# INPUT
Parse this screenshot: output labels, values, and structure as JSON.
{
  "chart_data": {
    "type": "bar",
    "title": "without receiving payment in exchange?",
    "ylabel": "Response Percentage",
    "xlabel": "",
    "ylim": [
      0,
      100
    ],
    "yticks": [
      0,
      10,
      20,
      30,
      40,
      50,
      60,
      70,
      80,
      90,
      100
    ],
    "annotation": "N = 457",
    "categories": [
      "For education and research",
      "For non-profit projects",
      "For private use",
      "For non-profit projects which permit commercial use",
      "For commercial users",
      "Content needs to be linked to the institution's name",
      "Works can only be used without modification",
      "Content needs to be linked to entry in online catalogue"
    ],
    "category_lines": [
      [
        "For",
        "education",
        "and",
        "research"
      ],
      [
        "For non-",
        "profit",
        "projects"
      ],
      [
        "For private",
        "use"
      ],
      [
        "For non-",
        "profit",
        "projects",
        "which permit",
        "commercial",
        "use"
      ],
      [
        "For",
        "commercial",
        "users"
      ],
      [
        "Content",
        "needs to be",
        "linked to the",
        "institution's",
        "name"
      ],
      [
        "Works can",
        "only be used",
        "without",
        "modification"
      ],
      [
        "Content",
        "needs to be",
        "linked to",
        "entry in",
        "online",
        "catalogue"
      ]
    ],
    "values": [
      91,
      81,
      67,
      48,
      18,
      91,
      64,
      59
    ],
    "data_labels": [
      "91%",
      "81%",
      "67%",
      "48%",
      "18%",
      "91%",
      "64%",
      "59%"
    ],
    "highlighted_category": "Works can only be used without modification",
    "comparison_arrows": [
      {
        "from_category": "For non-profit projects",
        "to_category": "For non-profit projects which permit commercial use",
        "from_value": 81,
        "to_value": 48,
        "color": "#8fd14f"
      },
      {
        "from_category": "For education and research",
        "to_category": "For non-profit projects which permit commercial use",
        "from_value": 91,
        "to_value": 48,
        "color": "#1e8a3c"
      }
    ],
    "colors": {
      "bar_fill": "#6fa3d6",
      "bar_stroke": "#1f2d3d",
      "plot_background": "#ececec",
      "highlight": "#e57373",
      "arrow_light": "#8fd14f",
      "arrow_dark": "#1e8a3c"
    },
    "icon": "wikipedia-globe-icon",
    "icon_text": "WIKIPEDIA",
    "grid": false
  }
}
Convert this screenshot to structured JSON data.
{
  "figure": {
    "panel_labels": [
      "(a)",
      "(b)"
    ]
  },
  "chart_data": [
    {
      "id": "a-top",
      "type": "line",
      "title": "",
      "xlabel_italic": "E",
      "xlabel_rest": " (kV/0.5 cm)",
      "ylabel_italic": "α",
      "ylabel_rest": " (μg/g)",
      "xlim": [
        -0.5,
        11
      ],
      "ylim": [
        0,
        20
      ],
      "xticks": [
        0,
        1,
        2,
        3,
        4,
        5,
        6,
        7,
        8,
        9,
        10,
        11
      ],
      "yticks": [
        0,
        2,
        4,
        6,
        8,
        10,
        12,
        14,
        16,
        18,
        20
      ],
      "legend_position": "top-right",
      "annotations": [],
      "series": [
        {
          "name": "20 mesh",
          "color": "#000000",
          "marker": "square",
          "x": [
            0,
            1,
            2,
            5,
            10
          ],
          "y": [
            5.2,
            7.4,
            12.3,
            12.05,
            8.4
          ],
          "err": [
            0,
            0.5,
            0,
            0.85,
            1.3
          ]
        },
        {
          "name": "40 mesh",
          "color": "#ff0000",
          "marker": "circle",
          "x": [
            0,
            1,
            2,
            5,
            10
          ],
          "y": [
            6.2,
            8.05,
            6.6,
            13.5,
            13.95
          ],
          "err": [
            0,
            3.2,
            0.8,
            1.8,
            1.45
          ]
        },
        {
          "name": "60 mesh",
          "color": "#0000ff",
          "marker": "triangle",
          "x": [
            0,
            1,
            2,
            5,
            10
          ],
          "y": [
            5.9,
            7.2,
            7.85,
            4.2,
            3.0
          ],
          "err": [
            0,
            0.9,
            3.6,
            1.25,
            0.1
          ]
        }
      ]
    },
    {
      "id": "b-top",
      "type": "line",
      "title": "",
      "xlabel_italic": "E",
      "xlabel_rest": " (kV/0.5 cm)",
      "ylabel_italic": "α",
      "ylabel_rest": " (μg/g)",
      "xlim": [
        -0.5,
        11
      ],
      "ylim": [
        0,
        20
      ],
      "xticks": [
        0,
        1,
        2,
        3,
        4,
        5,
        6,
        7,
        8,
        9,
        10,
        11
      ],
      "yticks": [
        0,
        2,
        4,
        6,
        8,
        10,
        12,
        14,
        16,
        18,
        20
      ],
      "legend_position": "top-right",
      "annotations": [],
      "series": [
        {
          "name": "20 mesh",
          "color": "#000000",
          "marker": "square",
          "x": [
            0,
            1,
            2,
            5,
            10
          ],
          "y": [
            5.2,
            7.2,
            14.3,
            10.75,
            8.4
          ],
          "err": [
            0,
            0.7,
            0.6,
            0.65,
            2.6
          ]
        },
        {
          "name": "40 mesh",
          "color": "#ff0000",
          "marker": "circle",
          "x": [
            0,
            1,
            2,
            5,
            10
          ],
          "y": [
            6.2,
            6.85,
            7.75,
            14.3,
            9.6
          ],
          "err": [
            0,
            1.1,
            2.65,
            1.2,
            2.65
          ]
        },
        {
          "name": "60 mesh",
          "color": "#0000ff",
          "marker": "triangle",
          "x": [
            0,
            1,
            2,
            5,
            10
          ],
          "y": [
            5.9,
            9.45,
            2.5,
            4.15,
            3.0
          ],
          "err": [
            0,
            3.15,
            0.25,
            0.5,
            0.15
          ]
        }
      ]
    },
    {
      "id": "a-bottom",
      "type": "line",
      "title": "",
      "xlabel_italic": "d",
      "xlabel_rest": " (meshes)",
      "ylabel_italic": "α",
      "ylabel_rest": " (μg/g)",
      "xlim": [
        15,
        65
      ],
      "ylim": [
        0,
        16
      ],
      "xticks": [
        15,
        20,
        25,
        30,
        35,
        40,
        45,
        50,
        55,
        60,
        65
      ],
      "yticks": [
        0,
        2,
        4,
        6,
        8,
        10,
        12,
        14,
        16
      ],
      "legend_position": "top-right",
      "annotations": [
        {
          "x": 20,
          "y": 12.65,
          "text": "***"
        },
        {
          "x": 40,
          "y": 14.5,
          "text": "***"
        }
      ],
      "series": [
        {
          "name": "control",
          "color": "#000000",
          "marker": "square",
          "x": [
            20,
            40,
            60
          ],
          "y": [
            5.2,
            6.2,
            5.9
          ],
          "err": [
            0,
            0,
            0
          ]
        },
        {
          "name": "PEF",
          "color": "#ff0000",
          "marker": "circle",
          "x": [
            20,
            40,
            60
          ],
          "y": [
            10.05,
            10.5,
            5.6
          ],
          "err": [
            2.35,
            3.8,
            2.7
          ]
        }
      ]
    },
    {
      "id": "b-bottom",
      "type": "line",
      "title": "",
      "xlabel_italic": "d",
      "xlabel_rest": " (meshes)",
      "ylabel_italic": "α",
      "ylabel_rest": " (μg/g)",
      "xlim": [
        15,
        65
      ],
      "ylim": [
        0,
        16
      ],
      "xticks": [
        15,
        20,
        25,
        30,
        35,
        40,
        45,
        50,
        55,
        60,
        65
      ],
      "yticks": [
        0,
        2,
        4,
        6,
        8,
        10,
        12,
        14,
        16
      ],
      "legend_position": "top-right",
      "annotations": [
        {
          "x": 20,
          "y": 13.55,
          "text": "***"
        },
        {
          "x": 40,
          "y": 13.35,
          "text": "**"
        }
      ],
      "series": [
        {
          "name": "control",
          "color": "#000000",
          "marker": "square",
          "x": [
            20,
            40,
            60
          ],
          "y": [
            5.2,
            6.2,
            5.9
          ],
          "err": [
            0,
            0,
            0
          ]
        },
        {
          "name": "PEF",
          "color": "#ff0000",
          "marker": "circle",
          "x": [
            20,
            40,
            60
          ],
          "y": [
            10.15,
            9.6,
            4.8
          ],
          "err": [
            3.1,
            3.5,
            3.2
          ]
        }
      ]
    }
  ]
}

# REQUIRED WORK
Copy out every line from the data above that has "Content" in it.

# EXERCISE SOLUTION
      "Content needs to be linked to the institution's name",
      "Content needs to be linked to entry in online catalogue"
        "Content",
        "Content",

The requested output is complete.